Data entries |
----------------------------------------
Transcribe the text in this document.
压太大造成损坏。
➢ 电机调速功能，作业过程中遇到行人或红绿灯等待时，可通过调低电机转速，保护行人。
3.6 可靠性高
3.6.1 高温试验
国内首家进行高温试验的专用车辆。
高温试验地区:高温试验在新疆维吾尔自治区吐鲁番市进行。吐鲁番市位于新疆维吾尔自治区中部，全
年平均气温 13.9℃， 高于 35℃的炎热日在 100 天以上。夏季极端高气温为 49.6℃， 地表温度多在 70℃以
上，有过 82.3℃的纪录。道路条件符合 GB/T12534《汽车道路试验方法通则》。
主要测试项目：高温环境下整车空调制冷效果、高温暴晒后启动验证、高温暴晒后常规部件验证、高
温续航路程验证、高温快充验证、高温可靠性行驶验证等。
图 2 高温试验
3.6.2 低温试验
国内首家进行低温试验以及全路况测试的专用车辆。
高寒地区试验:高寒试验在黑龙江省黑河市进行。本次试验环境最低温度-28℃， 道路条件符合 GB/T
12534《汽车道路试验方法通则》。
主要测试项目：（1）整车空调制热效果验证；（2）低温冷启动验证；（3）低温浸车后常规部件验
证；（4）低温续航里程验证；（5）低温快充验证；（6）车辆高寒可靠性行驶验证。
----------------------------------------
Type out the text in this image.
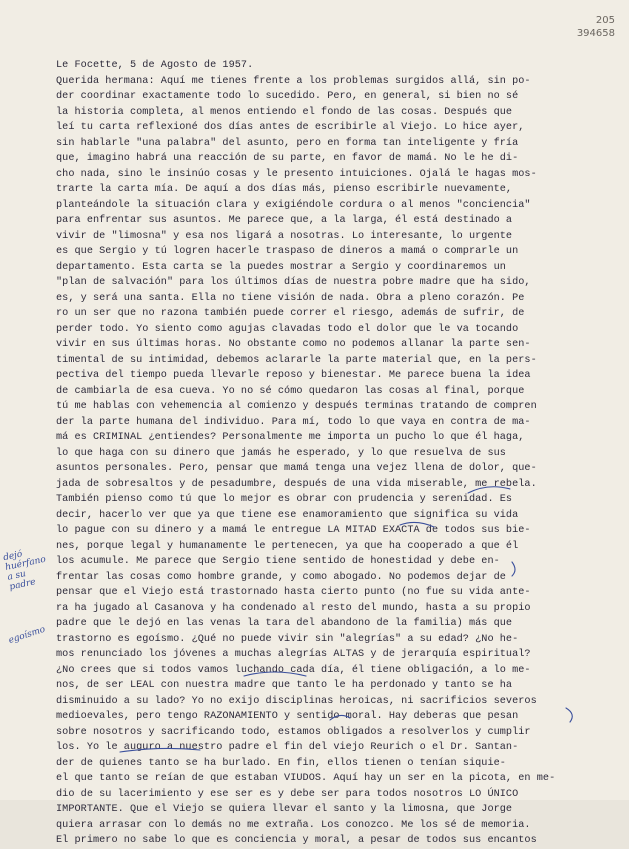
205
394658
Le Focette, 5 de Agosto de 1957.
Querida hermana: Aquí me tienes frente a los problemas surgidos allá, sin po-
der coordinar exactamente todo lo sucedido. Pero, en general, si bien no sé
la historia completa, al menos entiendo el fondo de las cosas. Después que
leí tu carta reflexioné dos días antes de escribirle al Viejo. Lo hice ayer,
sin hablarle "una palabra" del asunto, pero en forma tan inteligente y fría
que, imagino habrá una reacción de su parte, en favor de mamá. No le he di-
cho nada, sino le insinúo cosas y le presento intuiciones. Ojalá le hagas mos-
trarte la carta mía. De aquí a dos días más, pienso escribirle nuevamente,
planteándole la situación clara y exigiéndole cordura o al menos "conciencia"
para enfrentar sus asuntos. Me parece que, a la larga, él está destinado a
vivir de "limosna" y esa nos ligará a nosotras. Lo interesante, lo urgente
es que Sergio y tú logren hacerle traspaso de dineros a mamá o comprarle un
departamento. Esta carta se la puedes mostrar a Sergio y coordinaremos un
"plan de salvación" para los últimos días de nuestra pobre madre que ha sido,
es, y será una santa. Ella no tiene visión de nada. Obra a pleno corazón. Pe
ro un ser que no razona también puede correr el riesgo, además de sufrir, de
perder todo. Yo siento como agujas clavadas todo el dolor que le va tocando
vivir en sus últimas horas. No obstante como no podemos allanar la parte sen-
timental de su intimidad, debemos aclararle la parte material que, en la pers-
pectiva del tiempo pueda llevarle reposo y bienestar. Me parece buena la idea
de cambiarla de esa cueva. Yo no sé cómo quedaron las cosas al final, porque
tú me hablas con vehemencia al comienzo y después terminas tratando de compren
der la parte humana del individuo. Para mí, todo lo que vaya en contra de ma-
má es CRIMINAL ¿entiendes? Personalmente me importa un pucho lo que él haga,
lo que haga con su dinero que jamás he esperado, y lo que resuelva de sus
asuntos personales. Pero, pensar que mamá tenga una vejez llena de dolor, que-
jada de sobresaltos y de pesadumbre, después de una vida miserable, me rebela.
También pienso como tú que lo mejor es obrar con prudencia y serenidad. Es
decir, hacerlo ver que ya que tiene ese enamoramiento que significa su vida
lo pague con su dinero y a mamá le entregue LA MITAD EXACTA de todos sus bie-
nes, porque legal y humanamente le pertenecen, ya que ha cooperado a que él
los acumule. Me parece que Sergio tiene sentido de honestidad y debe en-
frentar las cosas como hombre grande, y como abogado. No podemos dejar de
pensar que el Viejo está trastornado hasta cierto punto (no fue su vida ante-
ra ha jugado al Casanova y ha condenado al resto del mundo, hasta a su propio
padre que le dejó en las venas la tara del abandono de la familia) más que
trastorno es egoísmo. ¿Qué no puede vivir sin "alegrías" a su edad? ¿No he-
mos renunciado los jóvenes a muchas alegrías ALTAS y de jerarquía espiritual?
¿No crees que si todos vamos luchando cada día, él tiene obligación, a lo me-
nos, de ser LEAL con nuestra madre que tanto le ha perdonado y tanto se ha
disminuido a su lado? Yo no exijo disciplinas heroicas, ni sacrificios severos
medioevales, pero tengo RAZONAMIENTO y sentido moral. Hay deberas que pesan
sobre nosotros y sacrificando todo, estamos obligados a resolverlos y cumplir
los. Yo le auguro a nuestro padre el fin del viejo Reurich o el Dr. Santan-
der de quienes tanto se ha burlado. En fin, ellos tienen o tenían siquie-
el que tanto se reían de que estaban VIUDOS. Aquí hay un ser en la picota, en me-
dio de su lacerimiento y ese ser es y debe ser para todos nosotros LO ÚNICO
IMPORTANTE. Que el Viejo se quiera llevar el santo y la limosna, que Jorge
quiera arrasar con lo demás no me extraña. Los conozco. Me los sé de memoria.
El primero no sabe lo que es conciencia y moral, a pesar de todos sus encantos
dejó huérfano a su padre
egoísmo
----------------------------------------
What the task requires | Gather all lines from the listing above in which "escribirle" occurs.

Correct output |
leí tu carta reflexioné dos días antes de escribirle al Viejo. Lo hice ayer,
trarte la carta mía. De aquí a dos días más, pienso escribirle nuevamente,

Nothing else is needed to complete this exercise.